_What you are asked to do_.
Extract the entries in their exact form.

_Provided entries_.
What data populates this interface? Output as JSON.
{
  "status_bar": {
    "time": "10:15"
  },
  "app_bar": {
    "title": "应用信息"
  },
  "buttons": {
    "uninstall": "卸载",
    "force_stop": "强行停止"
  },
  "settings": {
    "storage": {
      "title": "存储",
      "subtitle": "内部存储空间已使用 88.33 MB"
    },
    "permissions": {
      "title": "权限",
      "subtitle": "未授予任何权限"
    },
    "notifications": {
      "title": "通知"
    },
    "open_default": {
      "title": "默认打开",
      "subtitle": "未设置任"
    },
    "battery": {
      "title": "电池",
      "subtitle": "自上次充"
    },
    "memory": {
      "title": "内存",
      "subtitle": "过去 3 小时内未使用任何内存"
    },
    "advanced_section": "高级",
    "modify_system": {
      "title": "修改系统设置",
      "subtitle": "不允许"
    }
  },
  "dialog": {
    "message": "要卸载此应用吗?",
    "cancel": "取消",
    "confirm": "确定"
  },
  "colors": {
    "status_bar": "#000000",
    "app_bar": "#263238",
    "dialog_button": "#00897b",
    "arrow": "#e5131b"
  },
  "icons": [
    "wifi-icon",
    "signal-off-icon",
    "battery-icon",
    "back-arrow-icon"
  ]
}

_Written reply_.
What data populates this interface? Output as JSON.
{
  "status_bar": {
    "time": "10:15"
  },
  "app_bar": {
    "title": "应用信息"
  },
  "buttons": {
    "uninstall": "卸载",
    "force_stop": "强行停止"
  },
  "settings": {
    "storage": {
      "title": "存储",
      "subtitle": "内部存储空间已使用 88.33 MB"
    },
    "permissions": {
      "title": "权限",
      "subtitle": "未授予任何权限"
    },
    "notifications": {
      "title": "通知"
    },
    "open_default": {
      "title": "默认打开",
      "subtitle": "未设置任"
    },
    "battery": {
      "title": "电池",
      "subtitle": "自上次充"
    },
    "memory": {
      "title": "内存",
      "subtitle": "过去 3 小时内未使用任何内存"
    },
    "advanced_section": "高级",
    "modify_system": {
      "title": "修改系统设置",
      "subtitle": "不允许"
    }
  },
  "dialog": {
    "message": "要卸载此应用吗?",
    "cancel": "取消",
    "confirm": "确定"
  },
  "colors": {
    "status_bar": "#000000",
    "app_bar": "#263238",
    "dialog_button": "#00897b",
    "arrow": "#e5131b"
  },
  "icons": [
    "wifi-icon",
    "signal-off-icon",
    "battery-icon",
    "back-arrow-icon"
  ]
}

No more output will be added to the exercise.